AIM OF THE EXERCISE.
Pictures should be excluded; otherwise, copy every entry exactly.

RECORDS SHOWN.
----------------------------------------
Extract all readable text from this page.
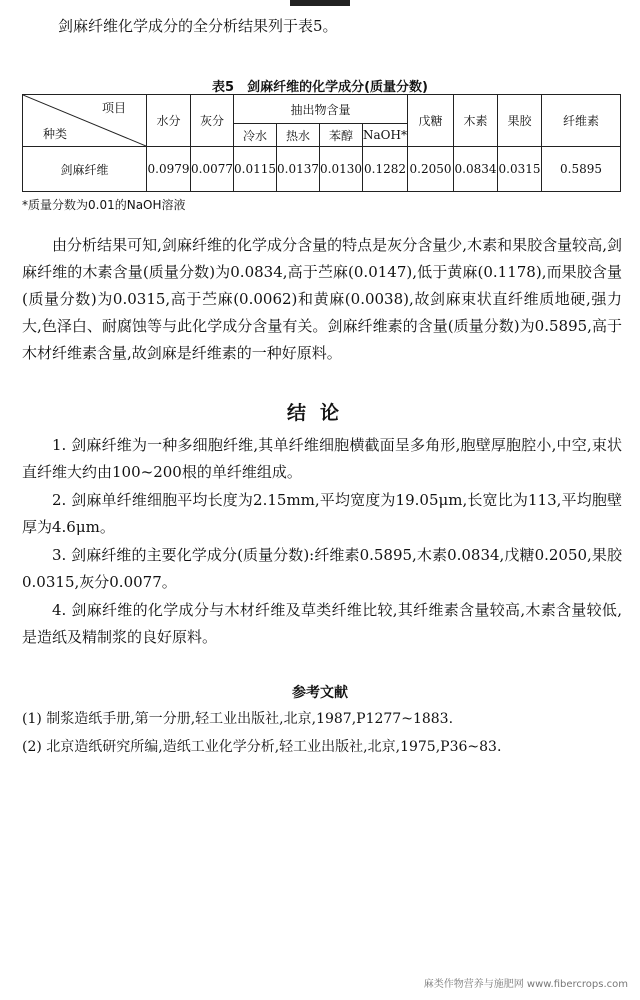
剑麻纤维化学成分的全分析结果列于表5。

表5　剑麻纤维的化学成分(质量分数)
项目
种类	水分	灰分	抽出物含量				戊糖	木素	果胶	纤维素
			冷水	热水	苯醇	NaOH*				
剑麻纤维	0.0979	0.0077	0.0115	0.0137	0.0130	0.1282	0.2050	0.0834	0.0315	0.5895
*质量分数为0.01的NaOH溶液

由分析结果可知,剑麻纤维的化学成分含量的特点是灰分含量少,木素和果胶含量较高,剑麻纤维的木素含量(质量分数)为0.0834,高于苎麻(0.0147),低于黄麻(0.1178),而果胶含量(质量分数)为0.0315,高于苎麻(0.0062)和黄麻(0.0038),故剑麻束状直纤维质地硬,强力大,色泽白、耐腐蚀等与此化学成分含量有关。剑麻纤维素的含量(质量分数)为0.5895,高于木材纤维素含量,故剑麻是纤维素的一种好原料。

结论

1. 剑麻纤维为一种多细胞纤维,其单纤维细胞横截面呈多角形,胞壁厚胞腔小,中空,束状直纤维大约由100~200根的单纤维组成。

2. 剑麻单纤维细胞平均长度为2.15mm,平均宽度为19.05μm,长宽比为113,平均胞壁厚为4.6μm。

3. 剑麻纤维的主要化学成分(质量分数):纤维素0.5895,木素0.0834,戊糖0.2050,果胶0.0315,灰分0.0077。

4. 剑麻纤维的化学成分与木材纤维及草类纤维比较,其纤维素含量较高,木素含量较低,是造纸及精制浆的良好原料。

参考文献
(1) 制浆造纸手册,第一分册,轻工业出版社,北京,1987,P1277~1883.
(2) 北京造纸研究所编,造纸工业化学分析,轻工业出版社,北京,1975,P36~83.
麻类作物营养与施肥网 www.fibercrops.com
----------------------------------------
WRITTEN ANSWER.
Extract all readable text from this page.
剑麻纤维化学成分的全分析结果列于表5。

表5　剑麻纤维的化学成分(质量分数)
项目
种类	水分	灰分	抽出物含量				戊糖	木素	果胶	纤维素
			冷水	热水	苯醇	NaOH*				
剑麻纤维	0.0979	0.0077	0.0115	0.0137	0.0130	0.1282	0.2050	0.0834	0.0315	0.5895
*质量分数为0.01的NaOH溶液

由分析结果可知,剑麻纤维的化学成分含量的特点是灰分含量少,木素和果胶含量较高,剑麻纤维的木素含量(质量分数)为0.0834,高于苎麻(0.0147),低于黄麻(0.1178),而果胶含量(质量分数)为0.0315,高于苎麻(0.0062)和黄麻(0.0038),故剑麻束状直纤维质地硬,强力大,色泽白、耐腐蚀等与此化学成分含量有关。剑麻纤维素的含量(质量分数)为0.5895,高于木材纤维素含量,故剑麻是纤维素的一种好原料。

结论

1. 剑麻纤维为一种多细胞纤维,其单纤维细胞横截面呈多角形,胞壁厚胞腔小,中空,束状直纤维大约由100~200根的单纤维组成。

2. 剑麻单纤维细胞平均长度为2.15mm,平均宽度为19.05μm,长宽比为113,平均胞壁厚为4.6μm。

3. 剑麻纤维的主要化学成分(质量分数):纤维素0.5895,木素0.0834,戊糖0.2050,果胶0.0315,灰分0.0077。

4. 剑麻纤维的化学成分与木材纤维及草类纤维比较,其纤维素含量较高,木素含量较低,是造纸及精制浆的良好原料。

参考文献
(1) 制浆造纸手册,第一分册,轻工业出版社,北京,1987,P1277~1883.
(2) 北京造纸研究所编,造纸工业化学分析,轻工业出版社,北京,1975,P36~83.
麻类作物营养与施肥网 www.fibercrops.com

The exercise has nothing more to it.